* YOUR TASKS:
- a) From the passage on marketing by Web 2.0 companies, return word for word the portion that opens with the words containing "Rudyk says it" and closes with "techniques as well.".
- b) Continue the passage on marketing by Web 2.0 companies, picking up directly after its final sentence.

Going directly after business users is not as easy as it sounds, however, according to Bryant, who says small companies usually have at least one technically-savvy employee who becomes a trusted advisor of sorts.
“Where the IT manager comes in is that they’re more likely to be reading the blogs or Business 2.0,” he says. “It’s much easier for us to get buzz that someone like a CIO is going to see than someone like an end user.”
Rudyk says it has become a religion among many Web 2.0 companies not to darken their marketing strategy with traditional outreach techniques, but it’s important that they don’t ignore avenues that could get their products used. More traditional companies like Microsoft and HP are starting to adopt Web 2.0 as a means to get their message out, but Web 2.0 firms should be similarly open-minded to tried-and-tested marketing techniques as well.

Stored data entries
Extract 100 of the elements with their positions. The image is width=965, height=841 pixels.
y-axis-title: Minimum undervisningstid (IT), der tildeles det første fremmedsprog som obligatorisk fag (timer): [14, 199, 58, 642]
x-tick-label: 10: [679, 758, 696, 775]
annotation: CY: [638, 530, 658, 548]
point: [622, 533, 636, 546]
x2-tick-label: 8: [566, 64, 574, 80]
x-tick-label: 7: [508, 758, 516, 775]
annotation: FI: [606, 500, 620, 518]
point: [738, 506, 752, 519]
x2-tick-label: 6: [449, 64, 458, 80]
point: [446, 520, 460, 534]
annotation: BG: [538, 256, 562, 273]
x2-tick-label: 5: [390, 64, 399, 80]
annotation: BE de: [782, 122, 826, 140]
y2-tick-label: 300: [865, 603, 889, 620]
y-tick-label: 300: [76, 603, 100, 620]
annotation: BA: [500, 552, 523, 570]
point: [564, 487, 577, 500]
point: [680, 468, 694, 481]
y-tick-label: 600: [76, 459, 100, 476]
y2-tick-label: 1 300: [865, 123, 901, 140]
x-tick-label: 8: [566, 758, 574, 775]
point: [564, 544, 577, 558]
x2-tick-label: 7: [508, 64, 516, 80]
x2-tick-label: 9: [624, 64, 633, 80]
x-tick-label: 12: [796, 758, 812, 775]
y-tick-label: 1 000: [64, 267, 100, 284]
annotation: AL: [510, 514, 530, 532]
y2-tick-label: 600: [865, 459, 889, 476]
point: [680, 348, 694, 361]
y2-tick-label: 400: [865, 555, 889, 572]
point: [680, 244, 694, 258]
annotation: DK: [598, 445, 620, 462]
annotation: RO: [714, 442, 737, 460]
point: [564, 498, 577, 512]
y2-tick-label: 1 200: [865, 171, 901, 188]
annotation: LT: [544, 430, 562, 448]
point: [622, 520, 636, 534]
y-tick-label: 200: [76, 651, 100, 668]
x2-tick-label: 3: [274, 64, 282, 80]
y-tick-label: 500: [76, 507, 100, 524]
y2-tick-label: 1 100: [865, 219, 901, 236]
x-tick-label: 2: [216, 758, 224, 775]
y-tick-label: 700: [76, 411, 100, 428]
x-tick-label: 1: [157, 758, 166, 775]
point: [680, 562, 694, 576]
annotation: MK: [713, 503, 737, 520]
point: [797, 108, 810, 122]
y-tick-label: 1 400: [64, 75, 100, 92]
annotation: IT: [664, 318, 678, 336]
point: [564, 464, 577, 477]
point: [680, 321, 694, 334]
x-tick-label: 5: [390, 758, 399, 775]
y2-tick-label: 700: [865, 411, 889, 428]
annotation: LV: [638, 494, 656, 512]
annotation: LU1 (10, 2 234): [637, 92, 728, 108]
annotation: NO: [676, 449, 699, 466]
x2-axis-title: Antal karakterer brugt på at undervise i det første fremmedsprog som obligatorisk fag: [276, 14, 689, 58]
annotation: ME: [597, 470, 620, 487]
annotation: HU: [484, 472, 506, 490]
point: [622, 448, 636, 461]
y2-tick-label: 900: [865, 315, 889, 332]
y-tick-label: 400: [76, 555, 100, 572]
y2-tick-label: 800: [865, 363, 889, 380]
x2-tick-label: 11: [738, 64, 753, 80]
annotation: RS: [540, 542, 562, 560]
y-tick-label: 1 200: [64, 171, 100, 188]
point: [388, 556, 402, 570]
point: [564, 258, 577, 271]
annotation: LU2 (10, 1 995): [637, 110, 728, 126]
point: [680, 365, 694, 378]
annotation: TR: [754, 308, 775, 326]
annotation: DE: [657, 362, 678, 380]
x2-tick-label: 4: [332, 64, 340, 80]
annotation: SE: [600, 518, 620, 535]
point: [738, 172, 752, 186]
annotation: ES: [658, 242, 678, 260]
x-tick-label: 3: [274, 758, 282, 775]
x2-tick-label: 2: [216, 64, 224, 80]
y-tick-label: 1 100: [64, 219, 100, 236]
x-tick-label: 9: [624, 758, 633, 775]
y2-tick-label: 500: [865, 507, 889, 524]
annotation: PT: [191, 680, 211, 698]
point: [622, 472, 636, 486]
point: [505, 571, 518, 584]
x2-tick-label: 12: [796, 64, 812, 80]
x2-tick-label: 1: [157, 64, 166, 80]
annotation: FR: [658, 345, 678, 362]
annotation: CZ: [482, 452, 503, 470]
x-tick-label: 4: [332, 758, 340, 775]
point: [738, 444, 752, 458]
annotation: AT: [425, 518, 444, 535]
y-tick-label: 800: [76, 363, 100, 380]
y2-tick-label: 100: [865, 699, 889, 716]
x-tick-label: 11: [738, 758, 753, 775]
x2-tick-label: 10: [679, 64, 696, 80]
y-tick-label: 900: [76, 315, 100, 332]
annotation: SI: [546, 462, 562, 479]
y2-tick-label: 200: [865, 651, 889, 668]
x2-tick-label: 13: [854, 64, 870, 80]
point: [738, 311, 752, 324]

* EXERCISE RESULTS:
- a)
Rudyk says it has become a religion among many Web 2.0 companies not to darken their marketing strategy with traditional outreach techniques, but it’s important that they don’t ignore avenues that could get their products used. More traditional companies like Microsoft and HP are starting to adopt Web 2.0 as a means to get their message out, but Web 2.0 firms should be similarly open-minded to tried-and-tested marketing techniques as well.

- b)
“I don’t know if it’s a form of arrogance or something that gets engrained in the culture of those companies, but they’ll brag about how they’ve never paid a PR firm or spent on traditional advertising,” he says. “At some point, you have to get out of the basement with your buddies and become a real company. The reason there still are trade shows and direct marketing lists is because they still work.”
Some Web 2.0 companies are changing tactics as they become more mature. Like its peers, Toronto-based BlogMatrix gained attention through its executive team’s professional contacts. Three years after it was founded, the company is now developing a more aggressive go-to-market strategy for its products, which facilitate corporate blogging projects, as well as podcasts and Webcasts. For the first time, for instance, BlogMatrix will be hiring a sales force, and will partner with service providers in vertical markets that would offer its products like a reseller might.
“We want to accelerate our sales,” says David Janes, BlogMatrix’s founder and president. “I didn’t want to be the company that’s bleeding until it’s bought by Yahoo! Having a reasonable number of mid-level and large customers has always been appealing to us. The revenue is predictable, we’re not trying to get five dollars out of some guy who may not have it.”
As the sales process becomes more refined, so might the product cycles. Buterin says Wild Apricot originally started out with 300 features, which made it hard to test properly, but user feedback allows the firm to make changes on the fly.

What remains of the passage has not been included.